§ **REQUIREMENTS**
Scan the data below. Pull out each line where "rating" occurs.
────
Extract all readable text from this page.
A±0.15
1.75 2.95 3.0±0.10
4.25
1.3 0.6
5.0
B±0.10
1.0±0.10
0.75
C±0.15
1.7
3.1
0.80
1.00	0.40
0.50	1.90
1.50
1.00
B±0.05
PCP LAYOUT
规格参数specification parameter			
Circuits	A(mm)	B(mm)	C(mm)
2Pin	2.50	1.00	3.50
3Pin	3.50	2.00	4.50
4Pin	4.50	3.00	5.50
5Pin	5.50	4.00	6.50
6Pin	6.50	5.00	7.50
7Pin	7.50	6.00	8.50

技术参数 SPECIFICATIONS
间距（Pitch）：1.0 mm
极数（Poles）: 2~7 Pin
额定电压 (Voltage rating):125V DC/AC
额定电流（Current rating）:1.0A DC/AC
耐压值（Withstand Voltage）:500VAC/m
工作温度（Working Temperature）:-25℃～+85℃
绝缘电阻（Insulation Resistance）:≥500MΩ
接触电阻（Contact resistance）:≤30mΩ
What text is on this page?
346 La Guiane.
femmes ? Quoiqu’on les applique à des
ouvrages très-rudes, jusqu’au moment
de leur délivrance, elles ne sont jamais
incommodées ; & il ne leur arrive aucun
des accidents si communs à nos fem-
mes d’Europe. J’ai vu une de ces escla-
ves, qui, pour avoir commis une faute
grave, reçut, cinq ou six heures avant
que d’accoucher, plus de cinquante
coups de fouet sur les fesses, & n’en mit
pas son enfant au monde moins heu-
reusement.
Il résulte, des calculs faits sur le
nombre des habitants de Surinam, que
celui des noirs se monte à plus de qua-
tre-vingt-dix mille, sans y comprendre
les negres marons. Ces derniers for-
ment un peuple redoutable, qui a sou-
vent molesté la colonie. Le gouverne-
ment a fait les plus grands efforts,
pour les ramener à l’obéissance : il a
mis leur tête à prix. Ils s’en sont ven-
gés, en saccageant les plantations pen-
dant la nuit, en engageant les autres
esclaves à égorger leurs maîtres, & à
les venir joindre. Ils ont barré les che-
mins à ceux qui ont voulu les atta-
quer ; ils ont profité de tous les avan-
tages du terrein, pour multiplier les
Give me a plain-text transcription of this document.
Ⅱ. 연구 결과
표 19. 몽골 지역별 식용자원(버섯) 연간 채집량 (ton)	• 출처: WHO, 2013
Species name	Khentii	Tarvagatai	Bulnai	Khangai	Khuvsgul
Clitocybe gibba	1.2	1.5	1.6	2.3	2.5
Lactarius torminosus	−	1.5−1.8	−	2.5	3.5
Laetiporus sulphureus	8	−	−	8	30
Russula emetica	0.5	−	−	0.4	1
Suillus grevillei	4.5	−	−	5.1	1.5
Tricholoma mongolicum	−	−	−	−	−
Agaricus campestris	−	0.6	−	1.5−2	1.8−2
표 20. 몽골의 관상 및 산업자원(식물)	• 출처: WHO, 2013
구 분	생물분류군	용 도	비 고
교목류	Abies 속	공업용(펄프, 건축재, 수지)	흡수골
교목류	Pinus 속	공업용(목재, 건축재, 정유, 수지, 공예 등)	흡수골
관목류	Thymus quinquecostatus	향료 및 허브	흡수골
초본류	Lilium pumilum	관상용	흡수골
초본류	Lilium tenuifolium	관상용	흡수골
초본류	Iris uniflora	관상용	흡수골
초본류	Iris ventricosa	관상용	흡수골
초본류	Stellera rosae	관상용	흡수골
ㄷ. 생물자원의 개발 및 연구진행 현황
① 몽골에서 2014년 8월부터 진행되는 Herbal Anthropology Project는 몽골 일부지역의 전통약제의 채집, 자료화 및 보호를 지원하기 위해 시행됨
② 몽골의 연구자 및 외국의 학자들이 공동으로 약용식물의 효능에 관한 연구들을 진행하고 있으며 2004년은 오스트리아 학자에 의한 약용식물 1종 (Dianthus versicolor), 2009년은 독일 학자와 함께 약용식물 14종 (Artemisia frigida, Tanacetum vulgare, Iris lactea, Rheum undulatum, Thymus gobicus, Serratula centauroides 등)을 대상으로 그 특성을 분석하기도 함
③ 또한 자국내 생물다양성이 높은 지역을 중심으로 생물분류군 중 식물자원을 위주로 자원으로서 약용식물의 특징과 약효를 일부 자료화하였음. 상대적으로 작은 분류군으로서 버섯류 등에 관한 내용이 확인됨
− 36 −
────
§ **SOLUTION TO THE EXERCISE**
额定电压 (Voltage rating):125V DC/AC
额定电流（Current rating）:1.0A DC/AC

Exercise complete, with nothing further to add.